Requirements:
Give an exact transcription of every line, dropping the images.

^^^^

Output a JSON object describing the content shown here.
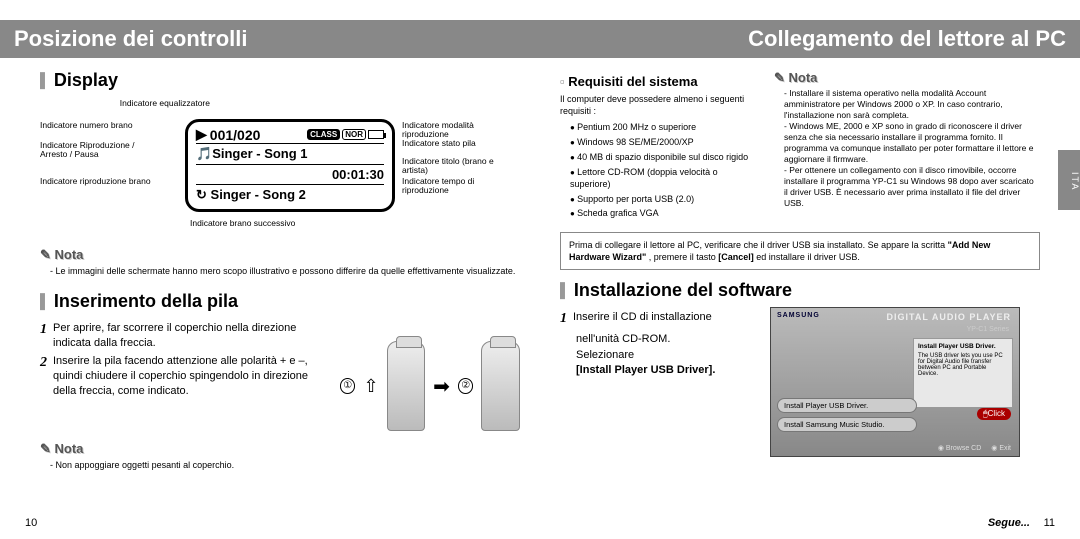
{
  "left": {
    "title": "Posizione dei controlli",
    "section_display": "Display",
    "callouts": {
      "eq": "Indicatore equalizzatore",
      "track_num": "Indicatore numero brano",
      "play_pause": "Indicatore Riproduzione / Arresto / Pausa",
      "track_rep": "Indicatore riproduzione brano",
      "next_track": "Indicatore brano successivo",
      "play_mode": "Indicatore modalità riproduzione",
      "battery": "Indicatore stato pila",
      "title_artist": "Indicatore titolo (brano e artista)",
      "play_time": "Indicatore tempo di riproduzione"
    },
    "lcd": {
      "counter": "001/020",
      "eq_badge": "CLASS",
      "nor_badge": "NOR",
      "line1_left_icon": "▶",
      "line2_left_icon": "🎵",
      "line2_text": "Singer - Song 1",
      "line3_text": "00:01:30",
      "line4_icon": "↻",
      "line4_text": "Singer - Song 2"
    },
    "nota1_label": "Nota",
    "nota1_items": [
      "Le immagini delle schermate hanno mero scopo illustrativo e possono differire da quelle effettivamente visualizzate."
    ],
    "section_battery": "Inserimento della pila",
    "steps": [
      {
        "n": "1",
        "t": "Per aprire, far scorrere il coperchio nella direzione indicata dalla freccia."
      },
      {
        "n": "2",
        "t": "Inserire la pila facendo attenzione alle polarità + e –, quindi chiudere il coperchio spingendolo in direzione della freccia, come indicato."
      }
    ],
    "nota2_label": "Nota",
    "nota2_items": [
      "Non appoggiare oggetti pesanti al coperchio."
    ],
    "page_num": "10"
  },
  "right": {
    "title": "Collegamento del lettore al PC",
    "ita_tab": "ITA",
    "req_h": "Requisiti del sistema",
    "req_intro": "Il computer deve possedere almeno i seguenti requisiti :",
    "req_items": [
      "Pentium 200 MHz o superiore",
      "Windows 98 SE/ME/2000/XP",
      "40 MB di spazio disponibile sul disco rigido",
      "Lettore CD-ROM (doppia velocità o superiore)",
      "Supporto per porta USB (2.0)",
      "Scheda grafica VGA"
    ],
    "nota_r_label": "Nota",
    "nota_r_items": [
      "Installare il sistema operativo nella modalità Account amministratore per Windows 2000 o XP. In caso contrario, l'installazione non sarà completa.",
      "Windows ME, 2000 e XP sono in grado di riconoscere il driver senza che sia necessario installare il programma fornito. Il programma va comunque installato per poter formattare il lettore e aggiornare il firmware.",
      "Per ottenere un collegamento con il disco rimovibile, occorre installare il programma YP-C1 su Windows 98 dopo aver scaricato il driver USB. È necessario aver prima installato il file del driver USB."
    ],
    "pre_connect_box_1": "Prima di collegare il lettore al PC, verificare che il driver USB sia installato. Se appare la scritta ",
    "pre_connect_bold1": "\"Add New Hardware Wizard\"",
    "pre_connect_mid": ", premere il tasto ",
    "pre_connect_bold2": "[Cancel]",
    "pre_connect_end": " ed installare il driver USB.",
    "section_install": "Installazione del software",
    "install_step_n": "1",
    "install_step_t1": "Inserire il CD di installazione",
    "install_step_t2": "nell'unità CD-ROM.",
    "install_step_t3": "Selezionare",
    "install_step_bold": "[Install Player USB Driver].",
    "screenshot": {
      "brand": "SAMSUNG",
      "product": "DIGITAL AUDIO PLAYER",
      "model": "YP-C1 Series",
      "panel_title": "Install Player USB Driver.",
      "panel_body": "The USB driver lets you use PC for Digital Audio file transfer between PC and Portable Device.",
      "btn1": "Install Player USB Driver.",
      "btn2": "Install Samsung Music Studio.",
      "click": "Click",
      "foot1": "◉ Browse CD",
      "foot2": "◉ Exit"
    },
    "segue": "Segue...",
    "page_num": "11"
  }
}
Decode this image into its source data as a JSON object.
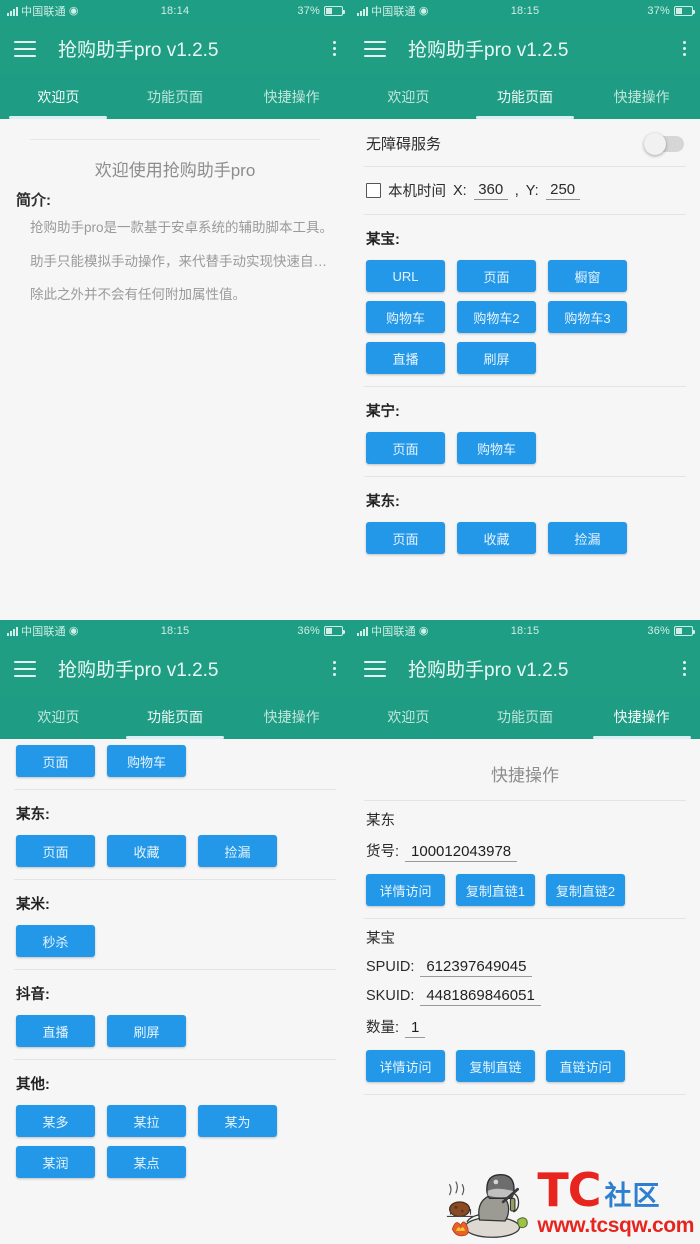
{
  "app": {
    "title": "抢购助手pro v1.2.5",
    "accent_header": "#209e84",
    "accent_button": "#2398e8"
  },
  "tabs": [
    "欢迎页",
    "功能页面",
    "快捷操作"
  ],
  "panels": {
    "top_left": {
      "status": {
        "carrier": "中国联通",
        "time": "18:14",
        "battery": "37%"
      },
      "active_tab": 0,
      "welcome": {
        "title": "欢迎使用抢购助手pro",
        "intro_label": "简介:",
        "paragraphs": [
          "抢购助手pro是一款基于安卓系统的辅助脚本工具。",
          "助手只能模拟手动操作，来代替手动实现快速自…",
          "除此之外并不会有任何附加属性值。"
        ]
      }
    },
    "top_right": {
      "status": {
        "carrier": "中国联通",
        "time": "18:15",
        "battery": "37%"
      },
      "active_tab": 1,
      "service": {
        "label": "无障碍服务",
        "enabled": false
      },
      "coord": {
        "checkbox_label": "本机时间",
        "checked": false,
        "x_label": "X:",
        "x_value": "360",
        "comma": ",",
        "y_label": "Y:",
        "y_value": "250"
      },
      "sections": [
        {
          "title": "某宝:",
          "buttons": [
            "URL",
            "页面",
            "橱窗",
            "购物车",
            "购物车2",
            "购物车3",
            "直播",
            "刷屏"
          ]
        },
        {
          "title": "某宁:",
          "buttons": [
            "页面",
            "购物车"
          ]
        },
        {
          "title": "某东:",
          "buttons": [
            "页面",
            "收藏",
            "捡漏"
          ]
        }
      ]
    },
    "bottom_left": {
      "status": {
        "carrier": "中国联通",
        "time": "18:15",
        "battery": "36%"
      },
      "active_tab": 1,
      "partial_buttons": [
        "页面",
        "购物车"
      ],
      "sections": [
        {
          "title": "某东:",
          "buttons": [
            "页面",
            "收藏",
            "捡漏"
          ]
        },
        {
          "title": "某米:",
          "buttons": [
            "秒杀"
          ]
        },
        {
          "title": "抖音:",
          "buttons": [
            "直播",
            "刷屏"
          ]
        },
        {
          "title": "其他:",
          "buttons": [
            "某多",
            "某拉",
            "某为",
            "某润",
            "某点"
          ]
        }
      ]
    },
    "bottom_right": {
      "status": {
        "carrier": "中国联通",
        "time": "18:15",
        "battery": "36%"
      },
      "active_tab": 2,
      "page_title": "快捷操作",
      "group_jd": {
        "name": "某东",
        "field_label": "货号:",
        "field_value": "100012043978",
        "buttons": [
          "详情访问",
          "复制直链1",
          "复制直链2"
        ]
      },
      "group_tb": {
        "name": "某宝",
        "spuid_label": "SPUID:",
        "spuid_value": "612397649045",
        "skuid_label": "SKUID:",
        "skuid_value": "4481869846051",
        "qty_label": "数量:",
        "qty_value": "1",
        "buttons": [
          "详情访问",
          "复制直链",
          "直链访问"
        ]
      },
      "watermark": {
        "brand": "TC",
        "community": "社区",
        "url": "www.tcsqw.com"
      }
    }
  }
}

^^^^

Exercise result:
Output a JSON object describing the content shown here.
{
  "left": {
    "title": "Posizione dei controlli",
    "section_display": "Display",
    "callouts": {
      "eq": "Indicatore equalizzatore",
      "track_num": "Indicatore numero brano",
      "play_pause": "Indicatore Riproduzione / Arresto / Pausa",
      "track_rep": "Indicatore riproduzione brano",
      "next_track": "Indicatore brano successivo",
      "play_mode": "Indicatore modalità riproduzione",
      "battery": "Indicatore stato pila",
      "title_artist": "Indicatore titolo (brano e artista)",
      "play_time": "Indicatore tempo di riproduzione"
    },
    "lcd": {
      "counter": "001/020",
      "eq_badge": "CLASS",
      "nor_badge": "NOR",
      "line1_left_icon": "▶",
      "line2_left_icon": "🎵",
      "line2_text": "Singer - Song 1",
      "line3_text": "00:01:30",
      "line4_icon": "↻",
      "line4_text": "Singer - Song 2"
    },
    "nota1_label": "Nota",
    "nota1_items": [
      "Le immagini delle schermate hanno mero scopo illustrativo e possono differire da quelle effettivamente visualizzate."
    ],
    "section_battery": "Inserimento della pila",
    "steps": [
      {
        "n": "1",
        "t": "Per aprire, far scorrere il coperchio nella direzione indicata dalla freccia."
      },
      {
        "n": "2",
        "t": "Inserire la pila facendo attenzione alle polarità + e –, quindi chiudere il coperchio spingendolo in direzione della freccia, come indicato."
      }
    ],
    "nota2_label": "Nota",
    "nota2_items": [
      "Non appoggiare oggetti pesanti al coperchio."
    ],
    "page_num": "10"
  },
  "right": {
    "title": "Collegamento del lettore al PC",
    "ita_tab": "ITA",
    "req_h": "Requisiti del sistema",
    "req_intro": "Il computer deve possedere almeno i seguenti requisiti :",
    "req_items": [
      "Pentium 200 MHz o superiore",
      "Windows 98 SE/ME/2000/XP",
      "40 MB di spazio disponibile sul disco rigido",
      "Lettore CD-ROM (doppia velocità o superiore)",
      "Supporto per porta USB (2.0)",
      "Scheda grafica VGA"
    ],
    "nota_r_label": "Nota",
    "nota_r_items": [
      "Installare il sistema operativo nella modalità Account amministratore per Windows 2000 o XP. In caso contrario, l'installazione non sarà completa.",
      "Windows ME, 2000 e XP sono in grado di riconoscere il driver senza che sia necessario installare il programma fornito. Il programma va comunque installato per poter formattare il lettore e aggiornare il firmware.",
      "Per ottenere un collegamento con il disco rimovibile, occorre installare il programma YP-C1 su Windows 98 dopo aver scaricato il driver USB. È necessario aver prima installato il file del driver USB."
    ],
    "pre_connect_box_1": "Prima di collegare il lettore al PC, verificare che il driver USB sia installato. Se appare la scritta ",
    "pre_connect_bold1": "\"Add New Hardware Wizard\"",
    "pre_connect_mid": ", premere il tasto ",
    "pre_connect_bold2": "[Cancel]",
    "pre_connect_end": " ed installare il driver USB.",
    "section_install": "Installazione del software",
    "install_step_n": "1",
    "install_step_t1": "Inserire il CD di installazione",
    "install_step_t2": "nell'unità CD-ROM.",
    "install_step_t3": "Selezionare",
    "install_step_bold": "[Install Player USB Driver].",
    "screenshot": {
      "brand": "SAMSUNG",
      "product": "DIGITAL AUDIO PLAYER",
      "model": "YP-C1 Series",
      "panel_title": "Install Player USB Driver.",
      "panel_body": "The USB driver lets you use PC for Digital Audio file transfer between PC and Portable Device.",
      "btn1": "Install Player USB Driver.",
      "btn2": "Install Samsung Music Studio.",
      "click": "Click",
      "foot1": "◉ Browse CD",
      "foot2": "◉ Exit"
    },
    "segue": "Segue...",
    "page_num": "11"
  }
}
Decode this image into its source data as a JSON object.
{
  "app": {
    "title": "抢购助手pro v1.2.5",
    "accent_header": "#209e84",
    "accent_button": "#2398e8"
  },
  "tabs": [
    "欢迎页",
    "功能页面",
    "快捷操作"
  ],
  "panels": {
    "top_left": {
      "status": {
        "carrier": "中国联通",
        "time": "18:14",
        "battery": "37%"
      },
      "active_tab": 0,
      "welcome": {
        "title": "欢迎使用抢购助手pro",
        "intro_label": "简介:",
        "paragraphs": [
          "抢购助手pro是一款基于安卓系统的辅助脚本工具。",
          "助手只能模拟手动操作，来代替手动实现快速自…",
          "除此之外并不会有任何附加属性值。"
        ]
      }
    },
    "top_right": {
      "status": {
        "carrier": "中国联通",
        "time": "18:15",
        "battery": "37%"
      },
      "active_tab": 1,
      "service": {
        "label": "无障碍服务",
        "enabled": false
      },
      "coord": {
        "checkbox_label": "本机时间",
        "checked": false,
        "x_label": "X:",
        "x_value": "360",
        "comma": ",",
        "y_label": "Y:",
        "y_value": "250"
      },
      "sections": [
        {
          "title": "某宝:",
          "buttons": [
            "URL",
            "页面",
            "橱窗",
            "购物车",
            "购物车2",
            "购物车3",
            "直播",
            "刷屏"
          ]
        },
        {
          "title": "某宁:",
          "buttons": [
            "页面",
            "购物车"
          ]
        },
        {
          "title": "某东:",
          "buttons": [
            "页面",
            "收藏",
            "捡漏"
          ]
        }
      ]
    },
    "bottom_left": {
      "status": {
        "carrier": "中国联通",
        "time": "18:15",
        "battery": "36%"
      },
      "active_tab": 1,
      "partial_buttons": [
        "页面",
        "购物车"
      ],
      "sections": [
        {
          "title": "某东:",
          "buttons": [
            "页面",
            "收藏",
            "捡漏"
          ]
        },
        {
          "title": "某米:",
          "buttons": [
            "秒杀"
          ]
        },
        {
          "title": "抖音:",
          "buttons": [
            "直播",
            "刷屏"
          ]
        },
        {
          "title": "其他:",
          "buttons": [
            "某多",
            "某拉",
            "某为",
            "某润",
            "某点"
          ]
        }
      ]
    },
    "bottom_right": {
      "status": {
        "carrier": "中国联通",
        "time": "18:15",
        "battery": "36%"
      },
      "active_tab": 2,
      "page_title": "快捷操作",
      "group_jd": {
        "name": "某东",
        "field_label": "货号:",
        "field_value": "100012043978",
        "buttons": [
          "详情访问",
          "复制直链1",
          "复制直链2"
        ]
      },
      "group_tb": {
        "name": "某宝",
        "spuid_label": "SPUID:",
        "spuid_value": "612397649045",
        "skuid_label": "SKUID:",
        "skuid_value": "4481869846051",
        "qty_label": "数量:",
        "qty_value": "1",
        "buttons": [
          "详情访问",
          "复制直链",
          "直链访问"
        ]
      },
      "watermark": {
        "brand": "TC",
        "community": "社区",
        "url": "www.tcsqw.com"
      }
    }
  }
}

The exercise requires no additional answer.